## [What the task requires]
Write out each entry, exactly the way it appears.
-- start of Extracted records --
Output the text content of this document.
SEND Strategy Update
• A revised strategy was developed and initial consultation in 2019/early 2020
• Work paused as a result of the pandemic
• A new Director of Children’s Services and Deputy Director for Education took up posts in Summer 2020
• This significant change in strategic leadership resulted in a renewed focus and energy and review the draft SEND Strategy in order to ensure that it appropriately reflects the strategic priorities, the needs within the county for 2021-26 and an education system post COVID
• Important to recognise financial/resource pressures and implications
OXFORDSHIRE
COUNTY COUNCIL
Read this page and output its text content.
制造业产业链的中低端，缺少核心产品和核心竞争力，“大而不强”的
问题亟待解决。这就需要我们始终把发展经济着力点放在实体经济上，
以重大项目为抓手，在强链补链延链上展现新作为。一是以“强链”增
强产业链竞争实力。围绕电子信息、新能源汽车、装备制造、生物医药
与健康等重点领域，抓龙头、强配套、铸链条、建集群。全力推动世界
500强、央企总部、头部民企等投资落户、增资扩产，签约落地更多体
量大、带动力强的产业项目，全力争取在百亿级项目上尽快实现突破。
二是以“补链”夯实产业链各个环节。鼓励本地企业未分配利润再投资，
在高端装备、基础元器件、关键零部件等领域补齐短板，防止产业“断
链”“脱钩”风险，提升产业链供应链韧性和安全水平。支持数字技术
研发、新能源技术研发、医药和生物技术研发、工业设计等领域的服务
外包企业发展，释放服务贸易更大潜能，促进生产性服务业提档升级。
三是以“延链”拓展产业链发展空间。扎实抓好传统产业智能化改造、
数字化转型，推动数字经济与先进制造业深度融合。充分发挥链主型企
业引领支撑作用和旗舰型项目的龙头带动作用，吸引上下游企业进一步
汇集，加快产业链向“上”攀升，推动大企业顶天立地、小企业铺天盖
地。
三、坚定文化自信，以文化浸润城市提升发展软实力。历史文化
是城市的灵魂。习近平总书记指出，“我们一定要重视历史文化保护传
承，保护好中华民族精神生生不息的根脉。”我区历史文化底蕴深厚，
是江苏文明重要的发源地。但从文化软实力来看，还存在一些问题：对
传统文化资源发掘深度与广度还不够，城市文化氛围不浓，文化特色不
-- end of Extracted records --
## [Final result]
Output the text content of this document.
SEND Strategy Update
• A revised strategy was developed and initial consultation in 2019/early 2020
• Work paused as a result of the pandemic
• A new Director of Children’s Services and Deputy Director for Education took up posts in Summer 2020
• This significant change in strategic leadership resulted in a renewed focus and energy and review the draft SEND Strategy in order to ensure that it appropriately reflects the strategic priorities, the needs within the county for 2021-26 and an education system post COVID
• Important to recognise financial/resource pressures and implications
OXFORDSHIRE
COUNTY COUNCIL
Read this page and output its text content.
制造业产业链的中低端，缺少核心产品和核心竞争力，“大而不强”的
问题亟待解决。这就需要我们始终把发展经济着力点放在实体经济上，
以重大项目为抓手，在强链补链延链上展现新作为。一是以“强链”增
强产业链竞争实力。围绕电子信息、新能源汽车、装备制造、生物医药
与健康等重点领域，抓龙头、强配套、铸链条、建集群。全力推动世界
500强、央企总部、头部民企等投资落户、增资扩产，签约落地更多体
量大、带动力强的产业项目，全力争取在百亿级项目上尽快实现突破。
二是以“补链”夯实产业链各个环节。鼓励本地企业未分配利润再投资，
在高端装备、基础元器件、关键零部件等领域补齐短板，防止产业“断
链”“脱钩”风险，提升产业链供应链韧性和安全水平。支持数字技术
研发、新能源技术研发、医药和生物技术研发、工业设计等领域的服务
外包企业发展，释放服务贸易更大潜能，促进生产性服务业提档升级。
三是以“延链”拓展产业链发展空间。扎实抓好传统产业智能化改造、
数字化转型，推动数字经济与先进制造业深度融合。充分发挥链主型企
业引领支撑作用和旗舰型项目的龙头带动作用，吸引上下游企业进一步
汇集，加快产业链向“上”攀升，推动大企业顶天立地、小企业铺天盖
地。
三、坚定文化自信，以文化浸润城市提升发展软实力。历史文化
是城市的灵魂。习近平总书记指出，“我们一定要重视历史文化保护传
承，保护好中华民族精神生生不息的根脉。”我区历史文化底蕴深厚，
是江苏文明重要的发源地。但从文化软实力来看，还存在一些问题：对
传统文化资源发掘深度与广度还不够，城市文化氛围不浓，文化特色不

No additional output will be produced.